SUPPLIED RECORDS

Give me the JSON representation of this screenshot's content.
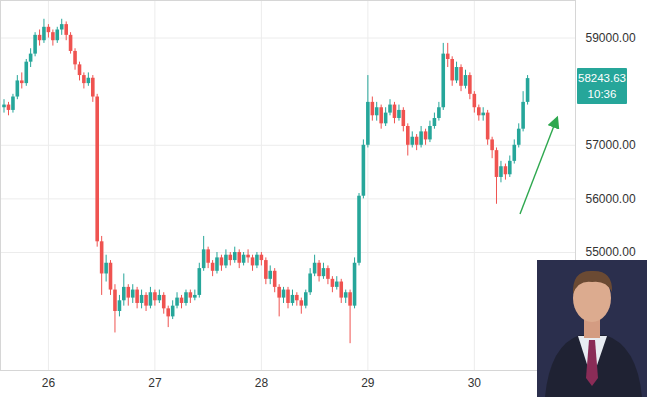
{
  "chart_data": {
    "type": "candlestick",
    "x": [
      25.583,
      25.625,
      25.667,
      25.708,
      25.75,
      25.792,
      25.833,
      25.875,
      25.917,
      25.958,
      26,
      26.042,
      26.083,
      26.125,
      26.167,
      26.208,
      26.25,
      26.292,
      26.333,
      26.375,
      26.417,
      26.458,
      26.5,
      26.542,
      26.583,
      26.625,
      26.667,
      26.708,
      26.75,
      26.792,
      26.833,
      26.875,
      26.917,
      26.958,
      27,
      27.042,
      27.083,
      27.125,
      27.167,
      27.208,
      27.25,
      27.292,
      27.333,
      27.375,
      27.417,
      27.458,
      27.5,
      27.542,
      27.583,
      27.625,
      27.667,
      27.708,
      27.75,
      27.792,
      27.833,
      27.875,
      27.917,
      27.958,
      28,
      28.042,
      28.083,
      28.125,
      28.167,
      28.208,
      28.25,
      28.292,
      28.333,
      28.375,
      28.417,
      28.458,
      28.5,
      28.542,
      28.583,
      28.625,
      28.667,
      28.708,
      28.75,
      28.792,
      28.833,
      28.875,
      28.917,
      28.958,
      29,
      29.042,
      29.083,
      29.125,
      29.167,
      29.208,
      29.25,
      29.292,
      29.333,
      29.375,
      29.417,
      29.458,
      29.5,
      29.542,
      29.583,
      29.625,
      29.667,
      29.708,
      29.75,
      29.792,
      29.833,
      29.875,
      29.917,
      29.958,
      30,
      30.042,
      30.083,
      30.125,
      30.167,
      30.208,
      30.25,
      30.292,
      30.333,
      30.375,
      30.417,
      30.458,
      30.5
    ],
    "open": [
      57700,
      57750,
      57650,
      57900,
      58200,
      58150,
      58550,
      58700,
      59050,
      58950,
      59200,
      59100,
      58950,
      59150,
      59250,
      59050,
      58750,
      58500,
      58300,
      58150,
      58250,
      57900,
      55200,
      54600,
      54800,
      54300,
      53900,
      54100,
      54350,
      54150,
      54300,
      54050,
      54200,
      54000,
      54250,
      54100,
      54200,
      53950,
      53800,
      54000,
      54150,
      54050,
      54250,
      54150,
      54200,
      54700,
      55050,
      54800,
      54650,
      54900,
      54750,
      54950,
      54850,
      55000,
      54800,
      54950,
      54900,
      54750,
      54950,
      54850,
      54500,
      54650,
      54350,
      54150,
      54300,
      54050,
      54200,
      54100,
      54000,
      54250,
      54600,
      54800,
      54550,
      54700,
      54500,
      54350,
      54450,
      54150,
      54250,
      54000,
      54800,
      56050,
      57000,
      57800,
      57550,
      57700,
      57400,
      57600,
      57750,
      57500,
      57650,
      57350,
      57000,
      57150,
      57000,
      57250,
      57100,
      57350,
      57500,
      57700,
      58700,
      58600,
      58200,
      58450,
      58100,
      58300,
      57950,
      57700,
      57550,
      57600,
      57100,
      56900,
      56400,
      56600,
      56450,
      56700,
      57000,
      57300,
      57800
    ],
    "high": [
      57850,
      57800,
      57950,
      58300,
      58350,
      58600,
      58800,
      59100,
      59150,
      59350,
      59250,
      59150,
      59200,
      59350,
      59300,
      59100,
      58800,
      58550,
      58350,
      58350,
      58300,
      57950,
      55300,
      54950,
      54850,
      54400,
      54200,
      54600,
      54400,
      54400,
      54350,
      54300,
      54250,
      54350,
      54300,
      54300,
      54250,
      54000,
      54100,
      54250,
      54200,
      54300,
      54300,
      54300,
      54800,
      55300,
      55100,
      54850,
      55000,
      54950,
      55050,
      55000,
      55100,
      55050,
      55000,
      55050,
      54950,
      55000,
      55000,
      54900,
      54750,
      54700,
      54400,
      54350,
      54350,
      54300,
      54250,
      54150,
      54300,
      54700,
      54950,
      54850,
      54800,
      54750,
      54550,
      54550,
      54500,
      54300,
      54300,
      54900,
      56100,
      57100,
      58300,
      57900,
      57800,
      57750,
      57700,
      57850,
      57800,
      57750,
      57700,
      57400,
      57250,
      57200,
      57350,
      57300,
      57450,
      57600,
      57800,
      58900,
      58900,
      58650,
      58550,
      58500,
      58400,
      58350,
      58000,
      57750,
      57700,
      57650,
      57150,
      56950,
      56700,
      56650,
      56800,
      57100,
      57400,
      58000,
      58300
    ],
    "low": [
      57600,
      57550,
      57600,
      57850,
      58050,
      58100,
      58450,
      58650,
      58850,
      58900,
      59000,
      58850,
      58900,
      59050,
      58950,
      58700,
      58400,
      58200,
      58050,
      58100,
      57800,
      55100,
      54200,
      54450,
      54200,
      53500,
      53800,
      54000,
      54000,
      54050,
      53950,
      53950,
      53900,
      53950,
      54000,
      54050,
      53850,
      53600,
      53750,
      53950,
      53950,
      54000,
      54050,
      54100,
      54150,
      54650,
      54700,
      54550,
      54600,
      54650,
      54700,
      54750,
      54800,
      54700,
      54750,
      54800,
      54650,
      54700,
      54750,
      54400,
      54400,
      54250,
      53800,
      54050,
      53950,
      54000,
      54000,
      53850,
      53950,
      54200,
      54550,
      54450,
      54500,
      54400,
      54250,
      54300,
      54050,
      54050,
      53300,
      53950,
      54750,
      56000,
      56950,
      57450,
      57450,
      57300,
      57350,
      57550,
      57400,
      57450,
      57250,
      56800,
      56950,
      56900,
      56950,
      57000,
      57050,
      57300,
      57450,
      57650,
      58450,
      58100,
      58150,
      58000,
      58050,
      57850,
      57600,
      57450,
      57450,
      57000,
      56750,
      55900,
      56300,
      56350,
      56400,
      56650,
      56950,
      57250,
      57750
    ],
    "close": [
      57750,
      57650,
      57900,
      58200,
      58150,
      58550,
      58700,
      59050,
      58950,
      59200,
      59100,
      58950,
      59150,
      59250,
      59050,
      58750,
      58500,
      58300,
      58150,
      58250,
      57900,
      55200,
      54600,
      54800,
      54300,
      53900,
      54100,
      54350,
      54150,
      54300,
      54050,
      54200,
      54000,
      54250,
      54100,
      54200,
      53950,
      53800,
      54000,
      54150,
      54050,
      54250,
      54150,
      54200,
      54700,
      55050,
      54800,
      54650,
      54900,
      54750,
      54950,
      54850,
      55000,
      54800,
      54950,
      54900,
      54750,
      54950,
      54850,
      54500,
      54650,
      54350,
      54150,
      54300,
      54050,
      54200,
      54100,
      54000,
      54250,
      54600,
      54800,
      54550,
      54700,
      54500,
      54350,
      54450,
      54150,
      54250,
      54000,
      54800,
      56050,
      57000,
      57800,
      57550,
      57700,
      57400,
      57600,
      57750,
      57500,
      57650,
      57350,
      57000,
      57150,
      57000,
      57250,
      57100,
      57350,
      57500,
      57700,
      58700,
      58600,
      58200,
      58450,
      58100,
      58300,
      57950,
      57700,
      57550,
      57600,
      57100,
      56900,
      56400,
      56600,
      56450,
      56700,
      57000,
      57300,
      57800,
      58243.63
    ],
    "xlim": [
      25.55,
      30.95
    ],
    "xticks": [
      26,
      27,
      28,
      29,
      30
    ],
    "ylim": [
      52800,
      59700
    ],
    "yticks": [
      {
        "value": 55000,
        "label": "55000.00"
      },
      {
        "value": 56000,
        "label": "56000.00"
      },
      {
        "value": 57000,
        "label": "57000.00"
      },
      {
        "value": 59000,
        "label": "59000.00"
      }
    ],
    "grid": true,
    "price_label": {
      "value": 58243.63,
      "label": "58243.63",
      "timer": "10:36"
    }
  }
}
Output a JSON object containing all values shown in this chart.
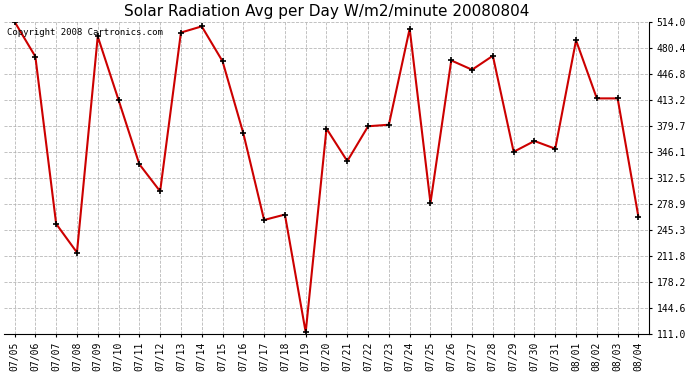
{
  "title": "Solar Radiation Avg per Day W/m2/minute 20080804",
  "copyright_text": "Copyright 2008 Cartronics.com",
  "x_labels": [
    "07/05",
    "07/06",
    "07/07",
    "07/08",
    "07/09",
    "07/10",
    "07/11",
    "07/12",
    "07/13",
    "07/14",
    "07/15",
    "07/16",
    "07/17",
    "07/18",
    "07/19",
    "07/20",
    "07/21",
    "07/22",
    "07/23",
    "07/24",
    "07/25",
    "07/26",
    "07/27",
    "07/28",
    "07/29",
    "07/30",
    "07/31",
    "08/01",
    "08/02",
    "08/03",
    "08/04"
  ],
  "y_values": [
    514.0,
    469.0,
    253.0,
    216.0,
    495.0,
    413.0,
    330.0,
    295.0,
    500.0,
    508.0,
    463.0,
    370.0,
    258.0,
    265.0,
    113.0,
    376.0,
    334.0,
    379.0,
    381.0,
    505.0,
    280.0,
    464.0,
    452.0,
    470.0,
    346.0,
    360.0,
    350.0,
    490.0,
    415.0,
    415.0,
    262.0
  ],
  "y_min": 111.0,
  "y_max": 514.0,
  "y_ticks": [
    111.0,
    144.6,
    178.2,
    211.8,
    245.3,
    278.9,
    312.5,
    346.1,
    379.7,
    413.2,
    446.8,
    480.4,
    514.0
  ],
  "line_color": "#cc0000",
  "bg_color": "#ffffff",
  "grid_color": "#b0b0b0",
  "title_fontsize": 11,
  "label_fontsize": 7,
  "copyright_fontsize": 6.5
}
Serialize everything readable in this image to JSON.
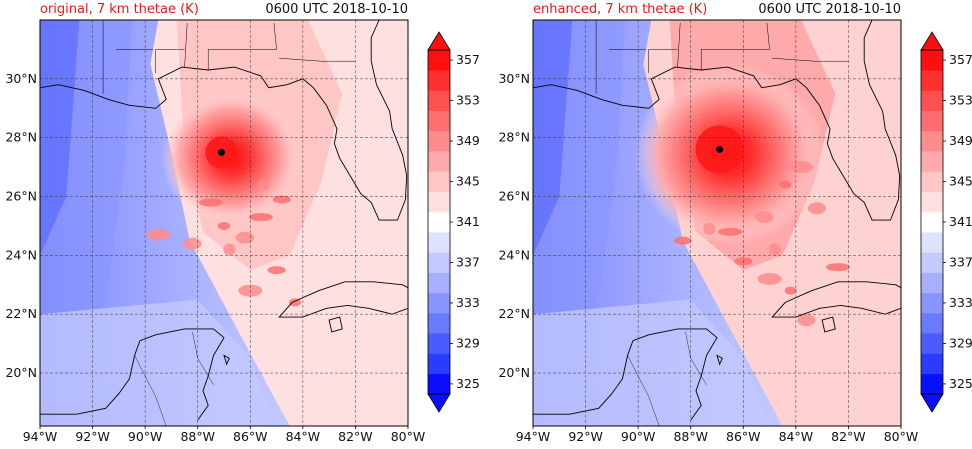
{
  "colors": {
    "title_left": "#e41a1c",
    "title_right": "#111111",
    "scale": [
      "#0a10ff",
      "#2a3cff",
      "#4a5cff",
      "#6a7bff",
      "#8895ff",
      "#a6b0ff",
      "#c4caff",
      "#dfe2ff",
      "#ffffff",
      "#ffe0e0",
      "#ffc6c6",
      "#ffaaaa",
      "#ff8c8c",
      "#ff6e6e",
      "#ff5050",
      "#ff3030",
      "#ff0f0f"
    ]
  },
  "panels": [
    {
      "id": "original",
      "title_left": "original, 7 km thetae (K)",
      "title_right": "0600 UTC 2018-10-10"
    },
    {
      "id": "enhanced",
      "title_left": "enhanced, 7 km thetae (K)",
      "title_right": "0600 UTC 2018-10-10"
    }
  ],
  "chart_data": [
    {
      "type": "heatmap",
      "title": "original, 7 km thetae (K)",
      "subtitle": "0600 UTC 2018-10-10",
      "xlim": [
        -94,
        -80
      ],
      "ylim": [
        18.2,
        32.0
      ],
      "x_ticks": [
        "94°W",
        "92°W",
        "90°W",
        "88°W",
        "86°W",
        "84°W",
        "82°W",
        "80°W"
      ],
      "y_ticks": [
        "20°N",
        "22°N",
        "24°N",
        "26°N",
        "28°N",
        "30°N"
      ],
      "grid": true,
      "colorbar": {
        "label_ticks": [
          "325",
          "329",
          "333",
          "337",
          "341",
          "345",
          "349",
          "353",
          "357"
        ],
        "min": 325,
        "max": 359,
        "step": 2,
        "extend": "both"
      },
      "storm_center": {
        "lon": -87.1,
        "lat": 27.5
      }
    },
    {
      "type": "heatmap",
      "title": "enhanced, 7 km thetae (K)",
      "subtitle": "0600 UTC 2018-10-10",
      "xlim": [
        -94,
        -80
      ],
      "ylim": [
        18.2,
        32.0
      ],
      "x_ticks": [
        "94°W",
        "92°W",
        "90°W",
        "88°W",
        "86°W",
        "84°W",
        "82°W",
        "80°W"
      ],
      "y_ticks": [
        "20°N",
        "22°N",
        "24°N",
        "26°N",
        "28°N",
        "30°N"
      ],
      "grid": true,
      "colorbar": {
        "label_ticks": [
          "325",
          "329",
          "333",
          "337",
          "341",
          "345",
          "349",
          "353",
          "357"
        ],
        "min": 325,
        "max": 359,
        "step": 2,
        "extend": "both"
      },
      "storm_center": {
        "lon": -86.9,
        "lat": 27.6
      }
    }
  ]
}
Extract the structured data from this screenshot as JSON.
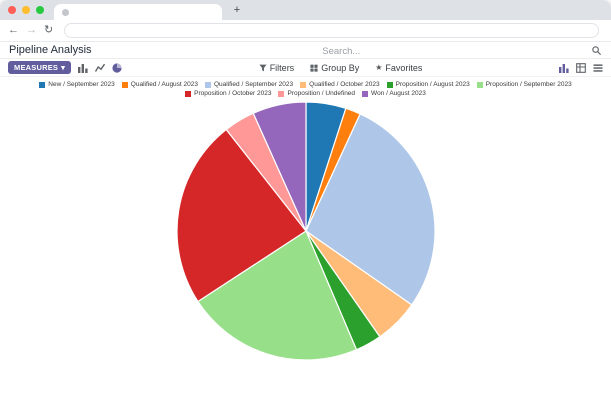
{
  "browser": {
    "new_tab_button": "+",
    "back": "←",
    "forward": "→",
    "reload": "↻"
  },
  "page": {
    "title": "Pipeline Analysis",
    "search_placeholder": "Search...",
    "accent_color": "#625e9e",
    "controls": {
      "measures": "MEASURES",
      "measures_caret": "▾",
      "filters": "Filters",
      "group_by": "Group By",
      "favorites": "Favorites",
      "favorites_star": "★"
    }
  },
  "chart_data": {
    "type": "pie",
    "title": "",
    "legend_position": "top",
    "labels": [
      "New / September 2023",
      "Qualified / August 2023",
      "Qualified / September 2023",
      "Qualified / October 2023",
      "Proposition / August 2023",
      "Proposition / September 2023",
      "Proposition / October 2023",
      "Proposition / Undefined",
      "Won / August 2023"
    ],
    "values": [
      5.0,
      1.9,
      27.8,
      5.6,
      3.3,
      22.2,
      23.6,
      3.9,
      6.7
    ],
    "colors": [
      "#1f77b4",
      "#ff7f0e",
      "#aec7e8",
      "#ffbb78",
      "#2ca02c",
      "#98df8a",
      "#d62728",
      "#ff9896",
      "#9467bd"
    ],
    "start_angle_deg": -90,
    "units": "percent"
  }
}
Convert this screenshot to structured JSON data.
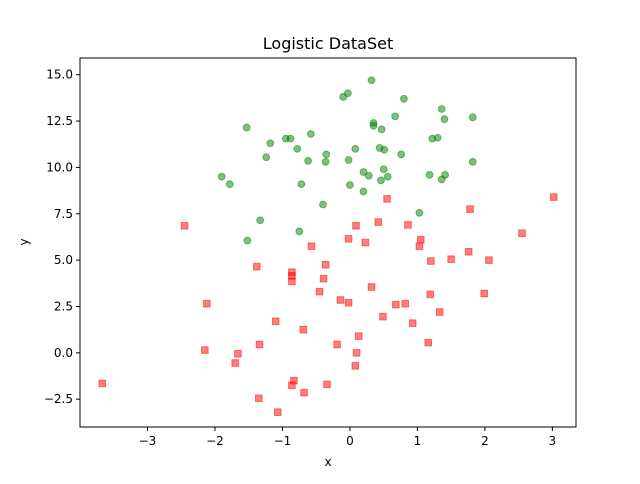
{
  "chart_data": {
    "type": "scatter",
    "title": "Logistic DataSet",
    "xlabel": "x",
    "ylabel": "y",
    "xlim": [
      -4.0,
      3.35
    ],
    "ylim": [
      -4.0,
      15.9
    ],
    "x_ticks": [
      -3,
      -2,
      -1,
      0,
      1,
      2,
      3
    ],
    "x_tick_labels": [
      "−3",
      "−2",
      "−1",
      "0",
      "1",
      "2",
      "3"
    ],
    "y_ticks": [
      -2.5,
      0.0,
      2.5,
      5.0,
      7.5,
      10.0,
      12.5,
      15.0
    ],
    "y_tick_labels": [
      "−2.5",
      "0.0",
      "2.5",
      "5.0",
      "7.5",
      "10.0",
      "12.5",
      "15.0"
    ],
    "grid": false,
    "series": [
      {
        "marker": "circle",
        "color": "#008000",
        "points": [
          [
            0.32,
            14.7
          ],
          [
            -0.03,
            14.0
          ],
          [
            -0.1,
            13.8
          ],
          [
            1.36,
            13.15
          ],
          [
            0.8,
            13.7
          ],
          [
            -1.53,
            12.15
          ],
          [
            0.67,
            12.75
          ],
          [
            0.35,
            12.4
          ],
          [
            1.82,
            12.7
          ],
          [
            1.4,
            12.6
          ],
          [
            0.35,
            12.25
          ],
          [
            0.47,
            12.05
          ],
          [
            -0.58,
            11.8
          ],
          [
            -0.95,
            11.55
          ],
          [
            -0.88,
            11.55
          ],
          [
            1.22,
            11.55
          ],
          [
            1.3,
            11.6
          ],
          [
            -1.18,
            11.3
          ],
          [
            -0.78,
            11.0
          ],
          [
            0.08,
            11.0
          ],
          [
            0.44,
            11.05
          ],
          [
            0.51,
            10.95
          ],
          [
            0.76,
            10.7
          ],
          [
            -1.24,
            10.55
          ],
          [
            -0.35,
            10.7
          ],
          [
            -0.62,
            10.35
          ],
          [
            -0.36,
            10.3
          ],
          [
            -0.02,
            10.4
          ],
          [
            1.82,
            10.3
          ],
          [
            0.5,
            9.9
          ],
          [
            -1.9,
            9.5
          ],
          [
            0.2,
            9.75
          ],
          [
            0.28,
            9.55
          ],
          [
            0.56,
            9.5
          ],
          [
            1.18,
            9.6
          ],
          [
            1.41,
            9.6
          ],
          [
            1.36,
            9.35
          ],
          [
            0.46,
            9.3
          ],
          [
            -0.72,
            9.1
          ],
          [
            -1.78,
            9.1
          ],
          [
            0.0,
            9.05
          ],
          [
            0.2,
            8.7
          ],
          [
            -0.4,
            8.0
          ],
          [
            1.03,
            7.55
          ],
          [
            -1.33,
            7.15
          ],
          [
            -0.75,
            6.55
          ],
          [
            -1.52,
            6.05
          ]
        ]
      },
      {
        "marker": "square",
        "color": "#ff0000",
        "points": [
          [
            3.02,
            8.4
          ],
          [
            1.78,
            7.75
          ],
          [
            0.55,
            8.3
          ],
          [
            -2.45,
            6.85
          ],
          [
            0.42,
            7.05
          ],
          [
            0.09,
            6.85
          ],
          [
            0.86,
            6.9
          ],
          [
            2.55,
            6.45
          ],
          [
            -0.02,
            6.15
          ],
          [
            1.05,
            6.1
          ],
          [
            0.23,
            5.95
          ],
          [
            1.03,
            5.75
          ],
          [
            -0.57,
            5.75
          ],
          [
            1.76,
            5.45
          ],
          [
            1.2,
            4.95
          ],
          [
            1.5,
            5.05
          ],
          [
            2.06,
            5.0
          ],
          [
            -1.38,
            4.65
          ],
          [
            -0.36,
            4.75
          ],
          [
            -0.86,
            4.35
          ],
          [
            -0.86,
            4.15
          ],
          [
            -0.86,
            3.85
          ],
          [
            -0.39,
            4.0
          ],
          [
            0.32,
            3.55
          ],
          [
            -0.45,
            3.3
          ],
          [
            1.19,
            3.15
          ],
          [
            1.99,
            3.2
          ],
          [
            -0.14,
            2.85
          ],
          [
            -0.02,
            2.7
          ],
          [
            -2.12,
            2.65
          ],
          [
            0.82,
            2.65
          ],
          [
            0.68,
            2.6
          ],
          [
            1.33,
            2.2
          ],
          [
            0.49,
            1.95
          ],
          [
            -1.1,
            1.7
          ],
          [
            0.93,
            1.6
          ],
          [
            -0.69,
            1.25
          ],
          [
            0.13,
            0.9
          ],
          [
            1.16,
            0.55
          ],
          [
            -1.34,
            0.45
          ],
          [
            -0.19,
            0.45
          ],
          [
            -2.15,
            0.15
          ],
          [
            0.1,
            0.0
          ],
          [
            -1.66,
            -0.05
          ],
          [
            -1.7,
            -0.55
          ],
          [
            0.08,
            -0.7
          ],
          [
            -0.83,
            -1.5
          ],
          [
            -0.86,
            -1.75
          ],
          [
            -3.67,
            -1.65
          ],
          [
            -0.34,
            -1.7
          ],
          [
            -0.68,
            -2.15
          ],
          [
            -1.35,
            -2.45
          ],
          [
            -1.07,
            -3.2
          ]
        ]
      }
    ]
  }
}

WORK TO BE COMPLETED
From the entries above, extract each line containing "this".

FINISHED EXERCISE
Give me the JSON representation of this screenshot's content.
Output a JSON object containing all values shown in this chart.
Serialize everything readable in this image to JSON.
Extract the structured data from this screenshot as JSON.
Convert this screenshot to structured JSON data.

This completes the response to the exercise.